◆ Required work
Retype each record below word for word. Leave the pictures out.

◆ Data supplied
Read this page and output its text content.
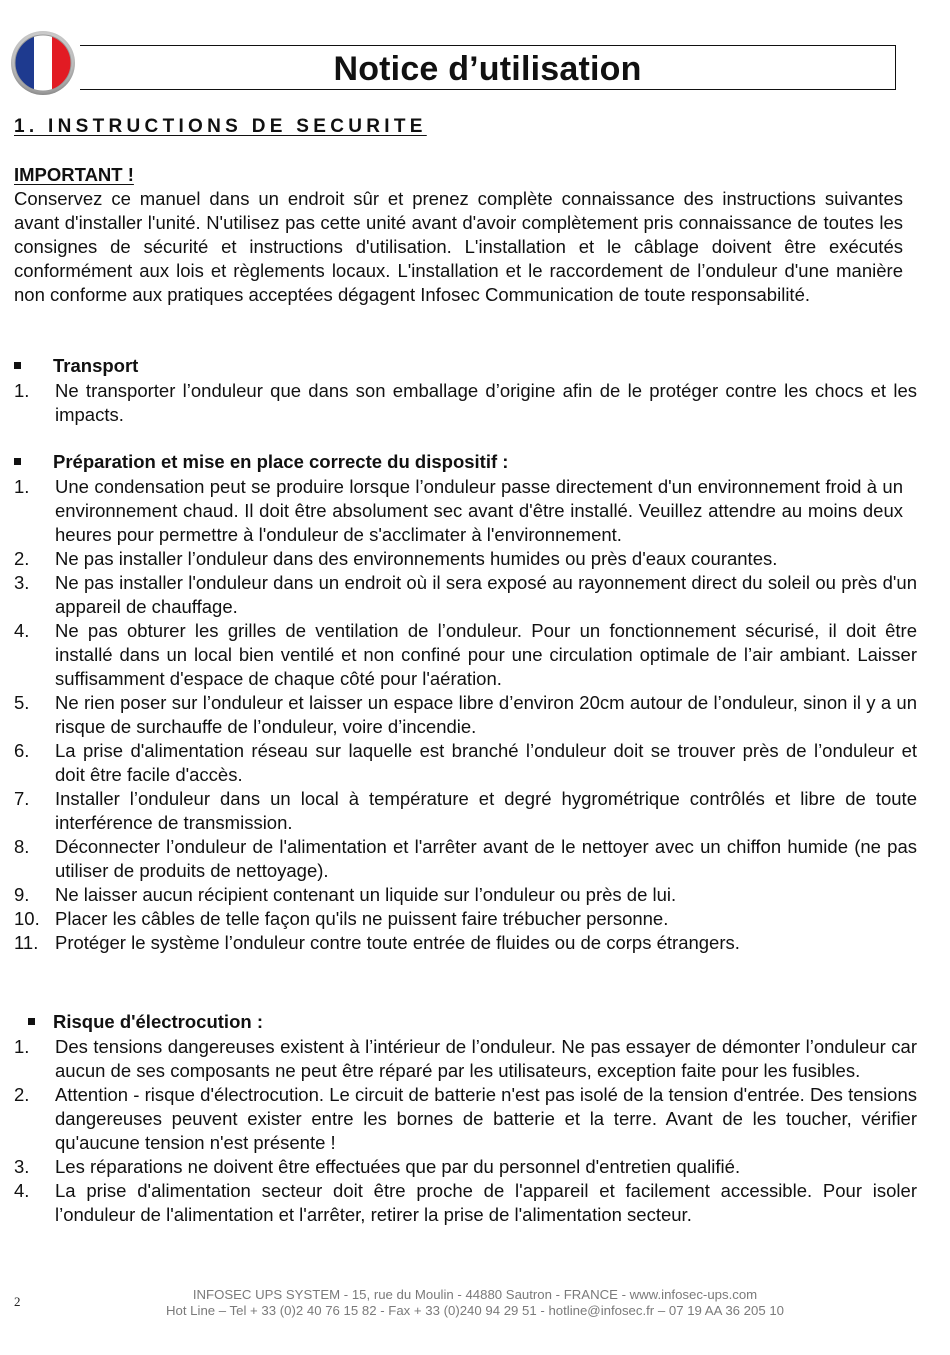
Notice d’utilisation
1. INSTRUCTIONS DE SECURITE
IMPORTANT !

Conservez ce manuel dans un endroit sûr et prenez complète connaissance des instructions suivantes avant d'installer l'unité. N'utilisez pas cette unité avant d'avoir complètement pris connaissance de toutes les consignes de sécurité et instructions d'utilisation. L'installation et le câblage doivent être exécutés conformément aux lois et règlements locaux. L'installation et le raccordement de l’onduleur d'une manière non conforme aux pratiques acceptées dégagent Infosec Communication de toute responsabilité.

Transport
1. Ne transporter l’onduleur que dans son emballage d’origine afin de le protéger contre les chocs et les impacts.
Préparation et mise en place correcte du dispositif :
1. Une condensation peut se produire lorsque l’onduleur passe directement d'un environnement froid à un environnement chaud. Il doit être absolument sec avant d'être installé. Veuillez attendre au moins deux heures pour permettre à l'onduleur de s'acclimater à l'environnement.
2. Ne pas installer l’onduleur dans des environnements humides ou près d'eaux courantes.
3. Ne pas installer l'onduleur dans un endroit où il sera exposé au rayonnement direct du soleil ou près d'un appareil de chauffage.
4. Ne pas obturer les grilles de ventilation de l’onduleur. Pour un fonctionnement sécurisé, il doit être installé dans un local bien ventilé et non confiné pour une circulation optimale de l’air ambiant. Laisser suffisamment d'espace de chaque côté pour l'aération.
5. Ne rien poser sur l’onduleur et laisser un espace libre d’environ 20cm autour de l’onduleur, sinon il y a un risque de surchauffe de l’onduleur, voire d’incendie.
6. La prise d'alimentation réseau sur laquelle est branché l’onduleur doit se trouver près de l’onduleur et doit être facile d'accès.
7. Installer l’onduleur dans un local à température et degré hygrométrique contrôlés et libre de toute interférence de transmission.
8. Déconnecter l’onduleur de l'alimentation et l'arrêter avant de le nettoyer avec un chiffon humide (ne pas utiliser de produits de nettoyage).
9. Ne laisser aucun récipient contenant un liquide sur l’onduleur ou près de lui.
10. Placer les câbles de telle façon qu'ils ne puissent faire trébucher personne.
11. Protéger le système l’onduleur contre toute entrée de fluides ou de corps étrangers.
Risque d'électrocution :
1. Des tensions dangereuses existent à l’intérieur de l’onduleur. Ne pas essayer de démonter l’onduleur car aucun de ses composants ne peut être réparé par les utilisateurs, exception faite pour les fusibles.
2. Attention - risque d'électrocution. Le circuit de batterie n'est pas isolé de la tension d'entrée. Des tensions dangereuses peuvent exister entre les bornes de batterie et la terre. Avant de les toucher, vérifier qu'aucune tension n'est présente !
3. Les réparations ne doivent être effectuées que par du personnel d'entretien qualifié.
4. La prise d'alimentation secteur doit être proche de l'appareil et facilement accessible. Pour isoler l’onduleur de l'alimentation et l'arrêter, retirer la prise de l'alimentation secteur.
2	INFOSEC UPS SYSTEM - 15, rue du Moulin - 44880 Sautron - FRANCE - www.infosec-ups.com
Hot Line – Tel + 33 (0)2 40 76 15 82 - Fax + 33 (0)240 94 29 51 - hotline@infosec.fr – 07 19 AA 36 205 10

◆ Solution for this task
Read this page and output its text content.
Notice d’utilisation
1. INSTRUCTIONS DE SECURITE
IMPORTANT !

Conservez ce manuel dans un endroit sûr et prenez complète connaissance des instructions suivantes avant d'installer l'unité. N'utilisez pas cette unité avant d'avoir complètement pris connaissance de toutes les consignes de sécurité et instructions d'utilisation. L'installation et le câblage doivent être exécutés conformément aux lois et règlements locaux. L'installation et le raccordement de l’onduleur d'une manière non conforme aux pratiques acceptées dégagent Infosec Communication de toute responsabilité.

Transport
1. Ne transporter l’onduleur que dans son emballage d’origine afin de le protéger contre les chocs et les impacts.
Préparation et mise en place correcte du dispositif :
1. Une condensation peut se produire lorsque l’onduleur passe directement d'un environnement froid à un environnement chaud. Il doit être absolument sec avant d'être installé. Veuillez attendre au moins deux heures pour permettre à l'onduleur de s'acclimater à l'environnement.
2. Ne pas installer l’onduleur dans des environnements humides ou près d'eaux courantes.
3. Ne pas installer l'onduleur dans un endroit où il sera exposé au rayonnement direct du soleil ou près d'un appareil de chauffage.
4. Ne pas obturer les grilles de ventilation de l’onduleur. Pour un fonctionnement sécurisé, il doit être installé dans un local bien ventilé et non confiné pour une circulation optimale de l’air ambiant. Laisser suffisamment d'espace de chaque côté pour l'aération.
5. Ne rien poser sur l’onduleur et laisser un espace libre d’environ 20cm autour de l’onduleur, sinon il y a un risque de surchauffe de l’onduleur, voire d’incendie.
6. La prise d'alimentation réseau sur laquelle est branché l’onduleur doit se trouver près de l’onduleur et doit être facile d'accès.
7. Installer l’onduleur dans un local à température et degré hygrométrique contrôlés et libre de toute interférence de transmission.
8. Déconnecter l’onduleur de l'alimentation et l'arrêter avant de le nettoyer avec un chiffon humide (ne pas utiliser de produits de nettoyage).
9. Ne laisser aucun récipient contenant un liquide sur l’onduleur ou près de lui.
10. Placer les câbles de telle façon qu'ils ne puissent faire trébucher personne.
11. Protéger le système l’onduleur contre toute entrée de fluides ou de corps étrangers.
Risque d'électrocution :
1. Des tensions dangereuses existent à l’intérieur de l’onduleur. Ne pas essayer de démonter l’onduleur car aucun de ses composants ne peut être réparé par les utilisateurs, exception faite pour les fusibles.
2. Attention - risque d'électrocution. Le circuit de batterie n'est pas isolé de la tension d'entrée. Des tensions dangereuses peuvent exister entre les bornes de batterie et la terre. Avant de les toucher, vérifier qu'aucune tension n'est présente !
3. Les réparations ne doivent être effectuées que par du personnel d'entretien qualifié.
4. La prise d'alimentation secteur doit être proche de l'appareil et facilement accessible. Pour isoler l’onduleur de l'alimentation et l'arrêter, retirer la prise de l'alimentation secteur.
2	INFOSEC UPS SYSTEM - 15, rue du Moulin - 44880 Sautron - FRANCE - www.infosec-ups.com
Hot Line – Tel + 33 (0)2 40 76 15 82 - Fax + 33 (0)240 94 29 51 - hotline@infosec.fr – 07 19 AA 36 205 10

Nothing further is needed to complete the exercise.